* _WRITTEN INSTRUCTION_:
Examine each line of the data. Copy those that contain the string "động".

* _Dataset entries_:
---------------

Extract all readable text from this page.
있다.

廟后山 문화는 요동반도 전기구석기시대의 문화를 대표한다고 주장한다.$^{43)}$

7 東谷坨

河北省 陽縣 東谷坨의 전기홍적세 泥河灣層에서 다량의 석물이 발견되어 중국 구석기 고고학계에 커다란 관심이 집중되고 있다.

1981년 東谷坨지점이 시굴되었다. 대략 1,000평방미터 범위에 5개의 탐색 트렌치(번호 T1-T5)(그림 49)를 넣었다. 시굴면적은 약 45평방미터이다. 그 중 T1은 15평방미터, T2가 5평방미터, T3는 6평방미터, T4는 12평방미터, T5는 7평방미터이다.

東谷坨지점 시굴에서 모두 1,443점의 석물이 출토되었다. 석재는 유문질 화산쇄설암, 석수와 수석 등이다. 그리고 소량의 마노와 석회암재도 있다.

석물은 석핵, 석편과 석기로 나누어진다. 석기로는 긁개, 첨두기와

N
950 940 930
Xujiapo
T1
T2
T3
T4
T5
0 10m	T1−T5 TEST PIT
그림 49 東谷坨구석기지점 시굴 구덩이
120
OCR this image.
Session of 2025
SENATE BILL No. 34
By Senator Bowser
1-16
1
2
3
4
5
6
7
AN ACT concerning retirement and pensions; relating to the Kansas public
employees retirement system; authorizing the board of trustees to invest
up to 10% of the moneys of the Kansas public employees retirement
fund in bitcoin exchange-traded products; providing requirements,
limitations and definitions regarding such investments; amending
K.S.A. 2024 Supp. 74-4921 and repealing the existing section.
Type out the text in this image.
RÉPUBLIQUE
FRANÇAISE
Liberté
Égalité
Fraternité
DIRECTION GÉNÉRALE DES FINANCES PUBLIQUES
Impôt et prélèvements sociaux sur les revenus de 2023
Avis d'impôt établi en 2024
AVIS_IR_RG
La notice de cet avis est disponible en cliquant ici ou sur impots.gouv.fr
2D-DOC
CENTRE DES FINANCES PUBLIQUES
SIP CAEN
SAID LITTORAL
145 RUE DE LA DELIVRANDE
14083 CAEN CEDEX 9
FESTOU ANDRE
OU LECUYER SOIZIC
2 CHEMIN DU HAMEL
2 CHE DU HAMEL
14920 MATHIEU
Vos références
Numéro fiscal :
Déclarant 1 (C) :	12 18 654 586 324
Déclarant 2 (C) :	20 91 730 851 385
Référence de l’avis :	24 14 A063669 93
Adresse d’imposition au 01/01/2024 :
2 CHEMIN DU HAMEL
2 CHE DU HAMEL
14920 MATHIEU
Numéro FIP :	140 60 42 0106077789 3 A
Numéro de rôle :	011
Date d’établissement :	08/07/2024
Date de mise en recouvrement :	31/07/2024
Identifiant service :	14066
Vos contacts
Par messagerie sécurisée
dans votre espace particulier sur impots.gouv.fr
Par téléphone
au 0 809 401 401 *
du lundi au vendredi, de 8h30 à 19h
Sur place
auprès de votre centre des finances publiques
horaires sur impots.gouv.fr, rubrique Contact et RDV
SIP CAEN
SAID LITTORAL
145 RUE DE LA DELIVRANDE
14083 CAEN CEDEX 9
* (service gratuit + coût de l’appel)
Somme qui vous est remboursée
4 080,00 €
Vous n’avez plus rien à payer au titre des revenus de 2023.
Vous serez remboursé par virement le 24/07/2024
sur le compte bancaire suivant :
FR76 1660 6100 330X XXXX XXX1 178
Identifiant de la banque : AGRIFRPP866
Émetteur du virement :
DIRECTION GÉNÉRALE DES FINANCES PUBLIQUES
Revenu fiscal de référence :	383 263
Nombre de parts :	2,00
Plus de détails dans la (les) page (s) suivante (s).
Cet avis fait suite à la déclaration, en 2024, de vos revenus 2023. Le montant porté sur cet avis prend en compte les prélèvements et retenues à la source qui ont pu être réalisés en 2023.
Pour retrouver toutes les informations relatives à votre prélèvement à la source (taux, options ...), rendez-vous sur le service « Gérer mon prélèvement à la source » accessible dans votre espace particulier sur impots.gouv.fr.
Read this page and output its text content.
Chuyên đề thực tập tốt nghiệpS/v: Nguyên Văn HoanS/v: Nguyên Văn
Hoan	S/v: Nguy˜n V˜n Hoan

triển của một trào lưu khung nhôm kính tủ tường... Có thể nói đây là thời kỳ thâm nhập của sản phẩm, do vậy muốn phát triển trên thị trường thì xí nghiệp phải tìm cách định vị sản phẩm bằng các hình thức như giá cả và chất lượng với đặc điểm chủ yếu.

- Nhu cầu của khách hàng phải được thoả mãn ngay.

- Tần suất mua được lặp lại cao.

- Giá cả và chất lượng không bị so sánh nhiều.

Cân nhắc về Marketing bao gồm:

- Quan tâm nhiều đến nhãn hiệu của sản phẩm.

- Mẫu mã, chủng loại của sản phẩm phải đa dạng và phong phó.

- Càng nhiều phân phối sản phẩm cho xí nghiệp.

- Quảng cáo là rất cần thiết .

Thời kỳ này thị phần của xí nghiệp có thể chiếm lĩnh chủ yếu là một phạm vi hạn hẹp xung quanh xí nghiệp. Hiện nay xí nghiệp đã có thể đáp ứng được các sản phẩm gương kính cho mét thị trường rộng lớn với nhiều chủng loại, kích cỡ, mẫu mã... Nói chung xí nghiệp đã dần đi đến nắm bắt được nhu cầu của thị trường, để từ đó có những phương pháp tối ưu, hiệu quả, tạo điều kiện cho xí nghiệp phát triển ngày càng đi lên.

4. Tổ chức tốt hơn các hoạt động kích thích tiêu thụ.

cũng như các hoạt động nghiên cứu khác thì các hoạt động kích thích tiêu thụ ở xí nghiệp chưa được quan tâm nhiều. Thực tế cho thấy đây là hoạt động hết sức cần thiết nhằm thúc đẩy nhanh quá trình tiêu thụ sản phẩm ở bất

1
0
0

---------------

* _WRITTEN ANSWER_:
4. Tổ chức tốt hơn các hoạt động kích thích tiêu thụ.
cũng như các hoạt động nghiên cứu khác thì các hoạt động kích thích tiêu thụ ở xí nghiệp chưa được quan tâm nhiều. Thực tế cho thấy đây là hoạt động hết sức cần thiết nhằm thúc đẩy nhanh quá trình tiêu thụ sản phẩm ở bất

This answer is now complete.